• _GIVEN PROBLEM_
Carry on the mailing-list reply about filtering forged sender domains in qmail from the point where it stops.

• _PASSAGE PROVIDED_
*****
> I'd like to insert an SMTP filter proxy between tcpserver and qmail
> (or, in my case: rblsmtpd) that reads a file or cdb containing
> all of the domains in my rcpthosts file, and REJECTS messages that are
> addressed FROM one of those domains UNLESS the RELAYCLIENT
> environment variable is set (which would mean that it's legitimate
> email from one of my customers).
Unlike rblsmtp, you'll have to let the SMTP session take place, because
you wouldn't have the envelope sender address.
Thus, you need a filter between qmail-smtpd and qmail-queue.
A generic filter is already available:
It's easy to implement, and there are a some simple examples in the
source tarball that show how you'd be able to write a filter that fits
your needs in any programming language you want.
> The idea seems relatively simple, and I can't immediately think of any
> problems with it.
Let's say, I am [EMAIL PROTECTED] As I'm currently at home, I'm using
my local qmail server to relay mail to the outside. Though I don't use
the wingnet.net mail server, I have an identity called [EMAIL PROTECTED]
configured in my mail client.
If I send some mail to your server (that is expected to be configured in
the way you said), it would not accept a mail from me to
[EMAIL PROTECTED], because I'm using wingnet.net (one of your domains)
as my From address, but I haven't authorized myself to relay, because I
don't relay through your server - I simply send a mail to you.
> And Implementing it would greatly reduce
> spam with forged headers claiming to be from one of my customers.
*****
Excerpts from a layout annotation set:

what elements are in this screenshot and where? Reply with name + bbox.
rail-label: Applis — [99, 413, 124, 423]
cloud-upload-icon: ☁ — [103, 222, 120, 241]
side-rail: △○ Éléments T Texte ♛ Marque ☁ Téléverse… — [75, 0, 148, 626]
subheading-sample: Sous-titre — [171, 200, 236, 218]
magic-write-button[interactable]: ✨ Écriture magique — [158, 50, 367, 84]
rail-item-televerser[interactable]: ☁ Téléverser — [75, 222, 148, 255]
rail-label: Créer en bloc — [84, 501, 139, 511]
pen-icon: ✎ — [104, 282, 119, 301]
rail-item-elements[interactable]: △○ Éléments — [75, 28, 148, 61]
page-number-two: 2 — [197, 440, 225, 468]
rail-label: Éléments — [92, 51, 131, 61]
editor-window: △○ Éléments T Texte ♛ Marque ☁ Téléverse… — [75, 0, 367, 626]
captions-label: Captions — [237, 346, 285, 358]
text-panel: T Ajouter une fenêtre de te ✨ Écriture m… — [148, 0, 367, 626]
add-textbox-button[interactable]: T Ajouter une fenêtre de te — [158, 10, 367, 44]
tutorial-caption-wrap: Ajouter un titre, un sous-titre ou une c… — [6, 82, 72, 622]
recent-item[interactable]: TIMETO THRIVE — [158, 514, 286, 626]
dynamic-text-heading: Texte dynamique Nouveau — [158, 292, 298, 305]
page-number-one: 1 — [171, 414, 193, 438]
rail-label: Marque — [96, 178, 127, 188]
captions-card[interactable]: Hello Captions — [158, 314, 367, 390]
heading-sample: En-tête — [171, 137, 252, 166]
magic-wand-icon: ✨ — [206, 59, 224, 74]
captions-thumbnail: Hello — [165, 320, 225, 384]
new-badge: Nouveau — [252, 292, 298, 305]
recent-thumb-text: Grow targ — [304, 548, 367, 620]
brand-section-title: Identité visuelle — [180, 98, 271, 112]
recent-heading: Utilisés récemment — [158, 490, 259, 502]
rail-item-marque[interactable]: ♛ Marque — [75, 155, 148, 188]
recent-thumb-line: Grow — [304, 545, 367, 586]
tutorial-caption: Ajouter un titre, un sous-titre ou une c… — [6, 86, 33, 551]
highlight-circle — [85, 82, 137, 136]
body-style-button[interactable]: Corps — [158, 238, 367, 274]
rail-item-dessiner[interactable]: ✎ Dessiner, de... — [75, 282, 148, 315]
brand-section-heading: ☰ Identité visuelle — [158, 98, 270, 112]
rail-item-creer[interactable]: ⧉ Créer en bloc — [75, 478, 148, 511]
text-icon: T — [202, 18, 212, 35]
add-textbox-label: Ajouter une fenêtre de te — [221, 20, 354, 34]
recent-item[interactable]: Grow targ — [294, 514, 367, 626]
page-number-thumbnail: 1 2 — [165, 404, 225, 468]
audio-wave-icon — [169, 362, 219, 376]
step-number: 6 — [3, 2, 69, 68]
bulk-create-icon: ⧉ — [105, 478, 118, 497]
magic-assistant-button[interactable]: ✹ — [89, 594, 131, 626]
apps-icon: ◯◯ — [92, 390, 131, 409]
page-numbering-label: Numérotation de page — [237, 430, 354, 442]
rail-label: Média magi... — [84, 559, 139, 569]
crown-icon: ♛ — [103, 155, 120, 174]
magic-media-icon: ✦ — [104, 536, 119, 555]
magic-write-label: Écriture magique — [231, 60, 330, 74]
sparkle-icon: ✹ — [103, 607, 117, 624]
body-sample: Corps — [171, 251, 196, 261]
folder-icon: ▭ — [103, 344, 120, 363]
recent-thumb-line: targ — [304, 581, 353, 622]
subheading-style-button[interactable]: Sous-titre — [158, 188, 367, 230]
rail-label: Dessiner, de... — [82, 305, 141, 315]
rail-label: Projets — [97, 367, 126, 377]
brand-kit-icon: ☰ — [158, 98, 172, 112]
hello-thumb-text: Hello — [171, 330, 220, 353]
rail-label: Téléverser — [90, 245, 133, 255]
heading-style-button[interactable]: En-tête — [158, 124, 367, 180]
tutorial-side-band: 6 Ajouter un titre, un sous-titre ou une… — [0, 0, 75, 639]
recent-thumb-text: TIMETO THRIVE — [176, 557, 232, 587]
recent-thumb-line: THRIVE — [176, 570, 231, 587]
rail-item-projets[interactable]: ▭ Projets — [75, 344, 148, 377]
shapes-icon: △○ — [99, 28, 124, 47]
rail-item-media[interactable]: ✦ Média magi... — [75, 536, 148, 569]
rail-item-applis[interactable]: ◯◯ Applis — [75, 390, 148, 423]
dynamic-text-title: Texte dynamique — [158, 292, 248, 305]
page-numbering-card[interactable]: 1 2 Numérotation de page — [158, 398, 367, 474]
*****
• _EXPECTED ANSWER_
No, even if you patch your mailserver, I'm still able to send out mail
appearing to be from [EMAIL PROTECTED] or [EMAIL PROTECTED] That's
simply not under your control.
Your idea has the following conclusions:
1) A wingnet.net user that isn't authorized to relay is able to send
mail to any local domain on your server, using any envelope sender
address he wants (but none from your domains!)
2) A wingnet.net user that is authorized to relay is able to send mail
to any user in the world, using any envelope sender address he wants.
3) An outside user is authorized to send mail to you as long as he
doesn't use one of your domains that are managed by your server.
4) You do not prohibit anybody in the world to send mail to anybody in
the world using one of your domains in his envelope sender address.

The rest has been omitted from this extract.